→ **Your instructions**
Go through the lines below. Copy those with "name".
BEGIN Provided information
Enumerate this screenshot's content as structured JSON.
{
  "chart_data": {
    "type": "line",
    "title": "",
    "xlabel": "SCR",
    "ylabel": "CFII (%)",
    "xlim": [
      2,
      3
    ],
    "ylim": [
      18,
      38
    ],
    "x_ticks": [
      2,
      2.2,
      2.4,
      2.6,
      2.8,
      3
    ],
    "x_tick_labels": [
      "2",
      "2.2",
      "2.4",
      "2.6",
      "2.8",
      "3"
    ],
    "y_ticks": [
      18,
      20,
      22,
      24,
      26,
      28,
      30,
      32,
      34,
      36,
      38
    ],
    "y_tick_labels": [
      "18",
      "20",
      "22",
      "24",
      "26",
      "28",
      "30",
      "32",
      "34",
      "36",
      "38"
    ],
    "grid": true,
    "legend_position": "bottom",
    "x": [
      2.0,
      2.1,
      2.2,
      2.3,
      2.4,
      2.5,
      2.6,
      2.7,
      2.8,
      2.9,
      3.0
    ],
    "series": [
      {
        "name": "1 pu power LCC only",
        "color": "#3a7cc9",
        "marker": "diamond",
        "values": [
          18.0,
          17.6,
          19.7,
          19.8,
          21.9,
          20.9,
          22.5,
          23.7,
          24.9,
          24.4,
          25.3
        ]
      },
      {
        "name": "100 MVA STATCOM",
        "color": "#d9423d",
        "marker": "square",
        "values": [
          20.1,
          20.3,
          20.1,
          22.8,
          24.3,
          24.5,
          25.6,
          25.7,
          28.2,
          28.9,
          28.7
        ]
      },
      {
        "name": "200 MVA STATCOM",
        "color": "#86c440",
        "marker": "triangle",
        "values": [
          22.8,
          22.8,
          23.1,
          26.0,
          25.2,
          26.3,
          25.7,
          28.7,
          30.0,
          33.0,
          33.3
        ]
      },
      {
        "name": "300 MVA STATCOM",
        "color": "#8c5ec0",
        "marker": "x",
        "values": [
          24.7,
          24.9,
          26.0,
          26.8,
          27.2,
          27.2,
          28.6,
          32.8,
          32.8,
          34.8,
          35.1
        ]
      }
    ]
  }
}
END Provided information
BEGIN Provided information
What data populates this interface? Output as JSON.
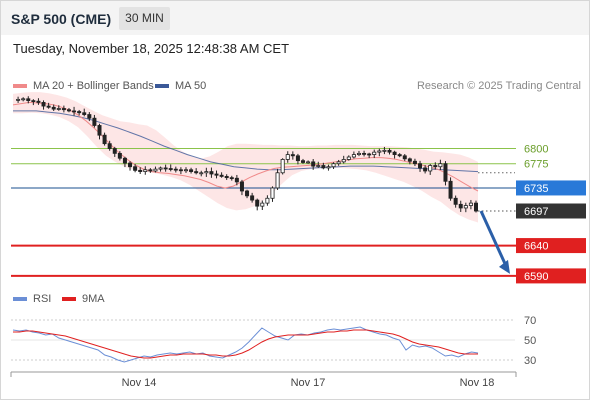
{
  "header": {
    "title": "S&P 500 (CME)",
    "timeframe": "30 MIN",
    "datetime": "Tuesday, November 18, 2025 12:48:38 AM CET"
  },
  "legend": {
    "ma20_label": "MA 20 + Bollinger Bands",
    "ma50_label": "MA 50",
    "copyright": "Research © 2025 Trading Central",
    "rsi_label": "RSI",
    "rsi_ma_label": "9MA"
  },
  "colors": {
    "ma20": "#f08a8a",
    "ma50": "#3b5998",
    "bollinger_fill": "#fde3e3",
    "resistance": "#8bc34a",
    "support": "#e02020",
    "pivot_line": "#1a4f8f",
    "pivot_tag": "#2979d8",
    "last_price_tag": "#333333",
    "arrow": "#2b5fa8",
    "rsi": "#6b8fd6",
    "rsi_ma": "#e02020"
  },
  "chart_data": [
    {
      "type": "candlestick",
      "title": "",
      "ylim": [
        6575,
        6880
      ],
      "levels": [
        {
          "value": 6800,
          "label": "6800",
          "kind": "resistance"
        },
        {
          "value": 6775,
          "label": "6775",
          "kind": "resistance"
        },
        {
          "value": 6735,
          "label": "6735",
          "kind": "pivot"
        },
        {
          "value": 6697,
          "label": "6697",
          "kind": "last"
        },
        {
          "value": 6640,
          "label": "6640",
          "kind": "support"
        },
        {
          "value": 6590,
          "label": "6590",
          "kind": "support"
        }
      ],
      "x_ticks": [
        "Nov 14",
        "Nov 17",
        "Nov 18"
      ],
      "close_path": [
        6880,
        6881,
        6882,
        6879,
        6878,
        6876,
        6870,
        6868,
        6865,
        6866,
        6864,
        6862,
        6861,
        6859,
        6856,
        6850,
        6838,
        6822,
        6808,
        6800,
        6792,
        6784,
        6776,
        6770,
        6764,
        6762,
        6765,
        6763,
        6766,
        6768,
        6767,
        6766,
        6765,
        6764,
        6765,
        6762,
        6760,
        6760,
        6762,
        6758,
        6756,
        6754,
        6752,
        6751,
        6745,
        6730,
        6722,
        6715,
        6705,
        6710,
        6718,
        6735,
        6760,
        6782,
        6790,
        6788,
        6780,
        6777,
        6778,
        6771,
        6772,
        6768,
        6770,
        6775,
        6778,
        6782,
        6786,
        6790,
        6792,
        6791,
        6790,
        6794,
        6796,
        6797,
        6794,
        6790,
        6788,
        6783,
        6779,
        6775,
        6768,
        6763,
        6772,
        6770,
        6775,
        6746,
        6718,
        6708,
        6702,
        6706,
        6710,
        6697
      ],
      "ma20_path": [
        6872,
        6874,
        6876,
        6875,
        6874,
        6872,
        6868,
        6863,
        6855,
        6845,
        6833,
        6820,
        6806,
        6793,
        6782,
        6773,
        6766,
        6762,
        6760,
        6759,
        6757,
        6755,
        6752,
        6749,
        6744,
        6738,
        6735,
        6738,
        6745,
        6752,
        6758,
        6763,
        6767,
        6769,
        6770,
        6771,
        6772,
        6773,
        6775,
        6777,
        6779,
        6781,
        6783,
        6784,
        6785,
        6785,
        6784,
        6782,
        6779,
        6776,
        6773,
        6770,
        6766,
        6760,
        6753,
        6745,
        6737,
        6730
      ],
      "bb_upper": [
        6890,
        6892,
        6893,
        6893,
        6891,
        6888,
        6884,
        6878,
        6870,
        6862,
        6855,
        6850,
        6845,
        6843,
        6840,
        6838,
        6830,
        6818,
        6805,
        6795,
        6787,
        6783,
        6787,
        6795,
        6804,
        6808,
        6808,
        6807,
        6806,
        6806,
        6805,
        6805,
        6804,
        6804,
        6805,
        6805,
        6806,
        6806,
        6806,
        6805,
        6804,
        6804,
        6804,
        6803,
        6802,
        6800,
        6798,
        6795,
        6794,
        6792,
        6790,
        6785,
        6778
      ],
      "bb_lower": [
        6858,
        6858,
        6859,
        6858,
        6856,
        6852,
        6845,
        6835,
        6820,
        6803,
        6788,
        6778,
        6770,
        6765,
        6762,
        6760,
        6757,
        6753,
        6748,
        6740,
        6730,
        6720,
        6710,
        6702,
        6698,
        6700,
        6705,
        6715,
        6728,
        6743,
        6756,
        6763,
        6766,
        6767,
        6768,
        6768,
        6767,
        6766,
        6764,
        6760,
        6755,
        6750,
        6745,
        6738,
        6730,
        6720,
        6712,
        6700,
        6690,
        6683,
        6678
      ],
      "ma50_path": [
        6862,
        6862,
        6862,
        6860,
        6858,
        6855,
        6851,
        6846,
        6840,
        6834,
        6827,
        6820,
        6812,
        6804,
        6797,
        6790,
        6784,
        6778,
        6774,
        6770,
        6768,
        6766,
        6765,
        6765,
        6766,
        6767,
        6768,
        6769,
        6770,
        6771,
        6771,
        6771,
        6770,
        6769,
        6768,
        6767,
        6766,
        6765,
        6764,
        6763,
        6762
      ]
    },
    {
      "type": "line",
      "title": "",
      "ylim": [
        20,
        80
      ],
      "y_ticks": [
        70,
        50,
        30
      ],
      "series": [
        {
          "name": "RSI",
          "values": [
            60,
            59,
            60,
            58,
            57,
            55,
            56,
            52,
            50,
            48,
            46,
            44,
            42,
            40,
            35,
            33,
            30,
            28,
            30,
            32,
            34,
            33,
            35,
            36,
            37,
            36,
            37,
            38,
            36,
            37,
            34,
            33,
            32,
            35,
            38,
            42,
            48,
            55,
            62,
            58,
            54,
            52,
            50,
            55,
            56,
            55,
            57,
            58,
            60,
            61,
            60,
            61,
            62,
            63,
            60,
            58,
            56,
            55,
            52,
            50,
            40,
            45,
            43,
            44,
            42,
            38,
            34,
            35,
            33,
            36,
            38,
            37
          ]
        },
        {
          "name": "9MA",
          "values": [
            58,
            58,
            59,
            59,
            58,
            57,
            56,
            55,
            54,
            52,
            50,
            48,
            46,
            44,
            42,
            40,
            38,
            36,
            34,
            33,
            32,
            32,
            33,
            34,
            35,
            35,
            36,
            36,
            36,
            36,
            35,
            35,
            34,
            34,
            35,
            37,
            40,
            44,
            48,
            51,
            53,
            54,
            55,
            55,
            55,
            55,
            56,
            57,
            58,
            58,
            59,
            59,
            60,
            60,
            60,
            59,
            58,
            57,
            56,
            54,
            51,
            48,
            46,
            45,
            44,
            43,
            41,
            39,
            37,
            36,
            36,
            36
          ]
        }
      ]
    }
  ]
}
END Provided information
→ **Solution for this problem**
        "name": "1 pu power LCC only",
        "name": "100 MVA STATCOM",
        "name": "200 MVA STATCOM",
        "name": "300 MVA STATCOM",
          "name": "RSI",
          "name": "9MA",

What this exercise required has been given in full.